* _Records shown_:

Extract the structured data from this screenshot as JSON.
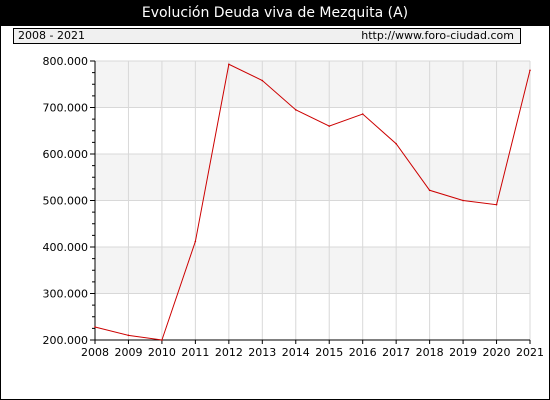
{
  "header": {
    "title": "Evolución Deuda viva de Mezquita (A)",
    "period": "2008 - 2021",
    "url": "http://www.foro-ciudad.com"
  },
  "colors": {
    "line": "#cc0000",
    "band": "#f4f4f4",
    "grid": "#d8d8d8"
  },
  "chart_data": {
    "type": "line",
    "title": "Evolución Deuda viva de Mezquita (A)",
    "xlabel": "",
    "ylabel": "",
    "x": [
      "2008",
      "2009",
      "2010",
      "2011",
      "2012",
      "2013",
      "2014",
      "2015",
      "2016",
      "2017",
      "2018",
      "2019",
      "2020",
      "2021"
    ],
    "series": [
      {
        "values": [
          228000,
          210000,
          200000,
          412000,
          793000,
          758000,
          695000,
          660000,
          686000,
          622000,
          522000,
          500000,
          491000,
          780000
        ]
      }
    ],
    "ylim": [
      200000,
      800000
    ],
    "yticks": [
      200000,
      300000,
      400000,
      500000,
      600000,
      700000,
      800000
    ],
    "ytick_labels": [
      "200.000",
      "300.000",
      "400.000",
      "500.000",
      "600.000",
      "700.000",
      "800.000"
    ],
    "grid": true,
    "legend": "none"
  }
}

==

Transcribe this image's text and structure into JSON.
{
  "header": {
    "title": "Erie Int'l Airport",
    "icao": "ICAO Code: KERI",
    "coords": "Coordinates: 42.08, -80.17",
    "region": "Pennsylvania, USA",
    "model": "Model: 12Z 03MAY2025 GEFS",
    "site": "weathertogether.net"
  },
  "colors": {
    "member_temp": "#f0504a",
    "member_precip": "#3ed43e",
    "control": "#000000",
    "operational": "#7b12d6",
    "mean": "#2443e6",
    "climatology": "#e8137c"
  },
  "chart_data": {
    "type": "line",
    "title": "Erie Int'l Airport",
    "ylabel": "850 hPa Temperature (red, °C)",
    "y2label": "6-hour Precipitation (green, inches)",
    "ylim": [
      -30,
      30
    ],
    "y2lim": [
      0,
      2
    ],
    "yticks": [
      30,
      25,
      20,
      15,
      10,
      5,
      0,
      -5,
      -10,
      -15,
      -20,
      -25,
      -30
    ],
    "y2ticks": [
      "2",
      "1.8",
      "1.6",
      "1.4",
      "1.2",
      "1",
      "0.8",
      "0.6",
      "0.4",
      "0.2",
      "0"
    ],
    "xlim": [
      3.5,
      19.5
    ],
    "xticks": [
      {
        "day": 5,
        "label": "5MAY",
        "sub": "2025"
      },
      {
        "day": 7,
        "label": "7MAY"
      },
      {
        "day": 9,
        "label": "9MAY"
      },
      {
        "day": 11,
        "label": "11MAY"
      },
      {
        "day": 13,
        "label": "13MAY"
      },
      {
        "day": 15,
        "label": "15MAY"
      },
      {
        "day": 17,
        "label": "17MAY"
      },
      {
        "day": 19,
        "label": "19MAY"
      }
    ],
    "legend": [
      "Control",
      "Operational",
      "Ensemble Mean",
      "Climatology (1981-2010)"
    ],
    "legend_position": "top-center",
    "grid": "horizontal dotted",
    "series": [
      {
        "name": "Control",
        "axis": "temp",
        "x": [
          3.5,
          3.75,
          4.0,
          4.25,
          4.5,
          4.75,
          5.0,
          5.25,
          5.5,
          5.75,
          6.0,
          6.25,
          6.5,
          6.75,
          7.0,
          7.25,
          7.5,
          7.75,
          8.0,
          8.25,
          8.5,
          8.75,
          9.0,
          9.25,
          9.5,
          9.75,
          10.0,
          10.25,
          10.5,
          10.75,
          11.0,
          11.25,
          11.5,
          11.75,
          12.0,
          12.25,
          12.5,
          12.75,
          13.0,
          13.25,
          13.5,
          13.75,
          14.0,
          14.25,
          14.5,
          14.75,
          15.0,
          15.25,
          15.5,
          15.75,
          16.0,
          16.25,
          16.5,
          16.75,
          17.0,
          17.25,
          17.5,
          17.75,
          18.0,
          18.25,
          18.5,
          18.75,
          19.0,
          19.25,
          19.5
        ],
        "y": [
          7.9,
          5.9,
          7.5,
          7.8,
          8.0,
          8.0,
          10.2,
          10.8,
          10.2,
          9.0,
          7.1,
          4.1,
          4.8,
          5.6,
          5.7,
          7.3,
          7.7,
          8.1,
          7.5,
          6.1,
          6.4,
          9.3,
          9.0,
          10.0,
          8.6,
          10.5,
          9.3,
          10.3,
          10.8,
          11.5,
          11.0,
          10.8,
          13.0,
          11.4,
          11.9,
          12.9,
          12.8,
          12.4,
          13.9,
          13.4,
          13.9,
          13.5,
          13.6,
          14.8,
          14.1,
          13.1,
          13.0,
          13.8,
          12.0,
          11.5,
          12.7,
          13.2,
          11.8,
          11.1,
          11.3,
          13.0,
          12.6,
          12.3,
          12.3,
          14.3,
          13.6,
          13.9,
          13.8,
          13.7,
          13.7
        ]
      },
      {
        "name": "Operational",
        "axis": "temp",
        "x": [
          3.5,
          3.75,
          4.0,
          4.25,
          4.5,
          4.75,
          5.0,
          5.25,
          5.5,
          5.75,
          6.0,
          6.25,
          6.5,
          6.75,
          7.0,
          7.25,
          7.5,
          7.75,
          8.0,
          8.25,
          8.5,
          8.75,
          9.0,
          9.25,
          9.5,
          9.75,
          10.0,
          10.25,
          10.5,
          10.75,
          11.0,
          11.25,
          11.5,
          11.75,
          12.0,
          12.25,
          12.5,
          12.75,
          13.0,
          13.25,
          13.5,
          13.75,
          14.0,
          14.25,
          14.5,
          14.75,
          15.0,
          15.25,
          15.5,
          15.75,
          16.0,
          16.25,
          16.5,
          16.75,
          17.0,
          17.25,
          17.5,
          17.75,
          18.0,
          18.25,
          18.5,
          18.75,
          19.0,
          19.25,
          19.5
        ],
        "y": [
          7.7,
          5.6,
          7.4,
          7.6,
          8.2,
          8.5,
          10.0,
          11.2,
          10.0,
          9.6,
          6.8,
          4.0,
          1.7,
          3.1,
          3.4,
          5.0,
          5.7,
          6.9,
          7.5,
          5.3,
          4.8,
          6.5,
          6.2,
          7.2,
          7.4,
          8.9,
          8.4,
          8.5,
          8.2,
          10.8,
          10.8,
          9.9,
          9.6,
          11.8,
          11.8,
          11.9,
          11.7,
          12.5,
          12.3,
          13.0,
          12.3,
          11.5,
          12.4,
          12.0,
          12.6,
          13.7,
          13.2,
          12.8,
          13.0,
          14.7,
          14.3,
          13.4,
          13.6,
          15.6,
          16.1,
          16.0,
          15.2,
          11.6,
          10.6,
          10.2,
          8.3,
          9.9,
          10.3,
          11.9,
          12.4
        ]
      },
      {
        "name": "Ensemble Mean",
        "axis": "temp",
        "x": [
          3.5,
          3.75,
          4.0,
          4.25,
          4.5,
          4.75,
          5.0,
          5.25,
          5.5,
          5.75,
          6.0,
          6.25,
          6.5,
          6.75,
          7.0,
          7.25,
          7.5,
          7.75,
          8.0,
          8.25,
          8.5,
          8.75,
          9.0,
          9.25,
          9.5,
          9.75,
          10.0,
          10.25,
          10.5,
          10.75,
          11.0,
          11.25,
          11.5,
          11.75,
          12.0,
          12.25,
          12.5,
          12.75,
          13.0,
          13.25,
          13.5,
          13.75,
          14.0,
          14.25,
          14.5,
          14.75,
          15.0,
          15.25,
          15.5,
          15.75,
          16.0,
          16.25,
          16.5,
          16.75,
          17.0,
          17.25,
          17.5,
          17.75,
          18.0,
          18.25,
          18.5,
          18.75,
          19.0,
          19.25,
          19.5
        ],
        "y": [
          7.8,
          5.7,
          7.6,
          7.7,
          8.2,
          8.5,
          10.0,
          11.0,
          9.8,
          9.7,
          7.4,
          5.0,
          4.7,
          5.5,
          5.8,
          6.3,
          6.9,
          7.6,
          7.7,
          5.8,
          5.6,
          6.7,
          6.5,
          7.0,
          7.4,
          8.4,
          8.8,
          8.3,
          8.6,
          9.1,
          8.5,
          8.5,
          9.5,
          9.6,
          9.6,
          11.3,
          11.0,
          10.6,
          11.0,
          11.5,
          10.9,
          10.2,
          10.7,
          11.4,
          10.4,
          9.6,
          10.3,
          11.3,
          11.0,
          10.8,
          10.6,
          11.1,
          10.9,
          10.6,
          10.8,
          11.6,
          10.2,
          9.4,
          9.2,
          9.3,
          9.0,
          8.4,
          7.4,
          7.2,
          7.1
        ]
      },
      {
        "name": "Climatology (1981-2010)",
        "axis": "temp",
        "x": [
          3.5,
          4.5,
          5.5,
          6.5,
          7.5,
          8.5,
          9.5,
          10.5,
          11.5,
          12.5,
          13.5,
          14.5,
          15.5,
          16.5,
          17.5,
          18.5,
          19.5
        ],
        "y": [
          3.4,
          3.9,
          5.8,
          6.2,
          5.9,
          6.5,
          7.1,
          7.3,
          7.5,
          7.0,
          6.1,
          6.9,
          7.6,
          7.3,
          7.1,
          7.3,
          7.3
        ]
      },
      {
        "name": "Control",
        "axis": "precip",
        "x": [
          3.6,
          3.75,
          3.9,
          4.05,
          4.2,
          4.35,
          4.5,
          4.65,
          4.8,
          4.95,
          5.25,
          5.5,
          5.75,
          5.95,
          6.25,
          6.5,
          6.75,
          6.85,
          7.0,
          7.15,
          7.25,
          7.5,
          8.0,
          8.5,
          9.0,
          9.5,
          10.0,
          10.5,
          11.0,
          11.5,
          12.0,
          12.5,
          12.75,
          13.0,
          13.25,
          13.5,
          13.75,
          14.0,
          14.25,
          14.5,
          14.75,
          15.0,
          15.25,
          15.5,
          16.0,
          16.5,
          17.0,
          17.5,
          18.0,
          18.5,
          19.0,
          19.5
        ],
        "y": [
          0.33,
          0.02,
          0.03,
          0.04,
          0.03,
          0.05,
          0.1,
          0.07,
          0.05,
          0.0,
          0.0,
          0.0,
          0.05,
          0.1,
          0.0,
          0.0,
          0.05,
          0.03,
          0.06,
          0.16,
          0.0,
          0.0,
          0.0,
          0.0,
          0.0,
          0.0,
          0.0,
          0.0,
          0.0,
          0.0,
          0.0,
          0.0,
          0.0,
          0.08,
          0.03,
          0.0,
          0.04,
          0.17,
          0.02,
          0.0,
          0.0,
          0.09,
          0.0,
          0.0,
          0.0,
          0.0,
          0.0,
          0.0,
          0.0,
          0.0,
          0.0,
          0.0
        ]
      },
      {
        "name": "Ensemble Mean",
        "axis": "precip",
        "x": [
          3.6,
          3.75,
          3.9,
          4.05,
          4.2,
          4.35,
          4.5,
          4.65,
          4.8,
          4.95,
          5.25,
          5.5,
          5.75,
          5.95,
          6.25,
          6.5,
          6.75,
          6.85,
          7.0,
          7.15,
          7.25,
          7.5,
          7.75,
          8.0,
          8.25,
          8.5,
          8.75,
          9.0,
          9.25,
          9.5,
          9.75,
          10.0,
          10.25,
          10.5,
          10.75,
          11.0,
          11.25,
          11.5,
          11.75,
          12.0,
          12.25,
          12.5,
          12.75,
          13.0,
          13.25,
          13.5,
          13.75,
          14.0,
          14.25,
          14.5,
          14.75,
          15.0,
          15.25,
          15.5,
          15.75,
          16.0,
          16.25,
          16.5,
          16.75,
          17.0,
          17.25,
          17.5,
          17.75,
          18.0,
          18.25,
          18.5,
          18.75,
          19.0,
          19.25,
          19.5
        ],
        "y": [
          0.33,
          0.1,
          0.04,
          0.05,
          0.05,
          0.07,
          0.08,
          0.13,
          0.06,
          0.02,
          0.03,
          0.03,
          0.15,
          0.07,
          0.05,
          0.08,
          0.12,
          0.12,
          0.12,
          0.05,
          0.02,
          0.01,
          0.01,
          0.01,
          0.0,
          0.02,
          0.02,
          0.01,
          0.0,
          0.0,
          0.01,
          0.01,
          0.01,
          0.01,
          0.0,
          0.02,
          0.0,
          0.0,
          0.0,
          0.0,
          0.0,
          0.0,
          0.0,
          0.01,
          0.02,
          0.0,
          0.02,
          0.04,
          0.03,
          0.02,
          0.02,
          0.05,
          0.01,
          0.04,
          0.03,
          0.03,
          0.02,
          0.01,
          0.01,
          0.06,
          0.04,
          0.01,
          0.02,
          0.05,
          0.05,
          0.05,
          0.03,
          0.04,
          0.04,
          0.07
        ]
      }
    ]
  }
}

* _Task description_: Copy each line of the listing in which the word "ylabel" can be found.

* _Task solution_:
    "ylabel": "",
    "ylabel": "850 hPa Temperature (red, °C)",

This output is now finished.